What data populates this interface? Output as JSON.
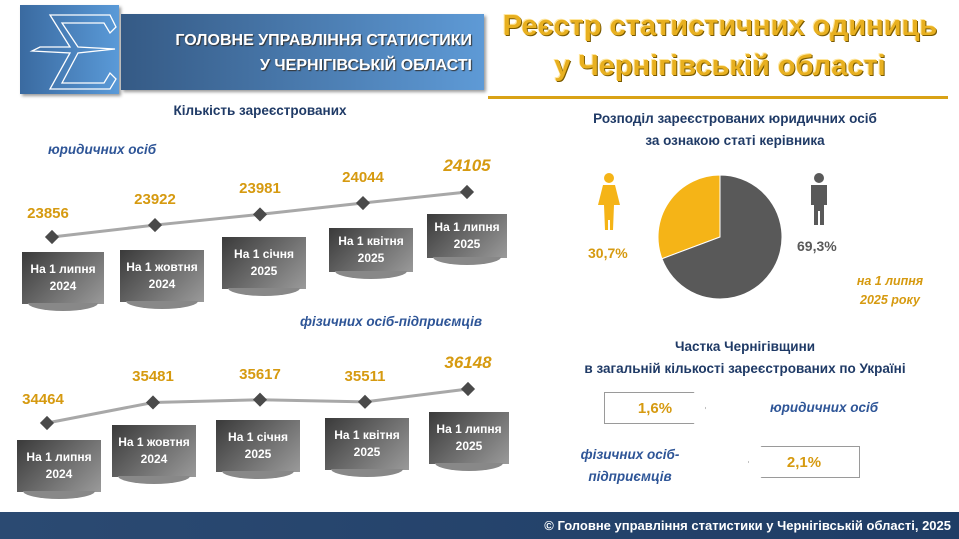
{
  "header": {
    "org_line1": "ГОЛОВНЕ УПРАВЛІННЯ СТАТИСТИКИ",
    "org_line2": "У ЧЕРНІГІВСЬКІЙ ОБЛАСТІ",
    "title_line1": "Реєстр статистичних одиниць",
    "title_line2": "у Чернігівській області"
  },
  "left": {
    "heading": "Кількість зареєстрованих",
    "sub1": "юридичних осіб",
    "sub2": "фізичних осіб-підприємців"
  },
  "chart_data": [
    {
      "type": "line",
      "title": "юридичних осіб",
      "categories": [
        "На 1 липня 2024",
        "На 1 жовтня 2024",
        "На 1 січня 2025",
        "На 1 квітня 2025",
        "На 1 липня 2025"
      ],
      "values": [
        23856,
        23922,
        23981,
        24044,
        24105
      ]
    },
    {
      "type": "line",
      "title": "фізичних осіб-підприємців",
      "categories": [
        "На 1 липня 2024",
        "На 1 жовтня 2024",
        "На 1 січня 2025",
        "На 1 квітня 2025",
        "На 1 липня 2025"
      ],
      "values": [
        34464,
        35481,
        35617,
        35511,
        36148
      ]
    },
    {
      "type": "pie",
      "title": "Розподіл зареєстрованих юридичних осіб за ознакою статі керівника",
      "labels": [
        "жінки",
        "чоловіки"
      ],
      "values": [
        30.7,
        69.3
      ],
      "colors": [
        "#f5b417",
        "#595959"
      ]
    }
  ],
  "labels1": [
    [
      "На 1 липня",
      "2024"
    ],
    [
      "На 1 жовтня",
      "2024"
    ],
    [
      "На 1 січня",
      "2025"
    ],
    [
      "На 1 квітня",
      "2025"
    ],
    [
      "На 1 липня",
      "2025"
    ]
  ],
  "values1": [
    "23856",
    "23922",
    "23981",
    "24044",
    "24105"
  ],
  "values2": [
    "34464",
    "35481",
    "35617",
    "35511",
    "36148"
  ],
  "pie": {
    "heading1": "Розподіл зареєстрованих юридичних осіб",
    "heading2": "за ознакою статі керівника",
    "female_pct": "30,7%",
    "male_pct": "69,3%",
    "date1": "на 1 липня",
    "date2": "2025 року"
  },
  "share": {
    "heading1": "Частка Чернігівщини",
    "heading2": "в загальній кількості зареєстрованих по Україні",
    "legal_value": "1,6%",
    "legal_label": "юридичних осіб",
    "fop_label1": "фізичних осіб-",
    "fop_label2": "підприємців",
    "fop_value": "2,1%"
  },
  "footer": "© Головне управління статистики у Чернігівській області, 2025"
}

____

INSTRUCTIONS FOR THE TASK. Check each line of the entries for the string "юридичних". Copy the lines that have it.

WRITTEN REPLY.
    "sub1": "юридичних осіб",
      "title": "юридичних осіб",
      "title": "Розподіл зареєстрованих юридичних осіб за ознакою статі керівника",
    "heading1": "Розподіл зареєстрованих юридичних осіб",
    "legal_label": "юридичних осіб",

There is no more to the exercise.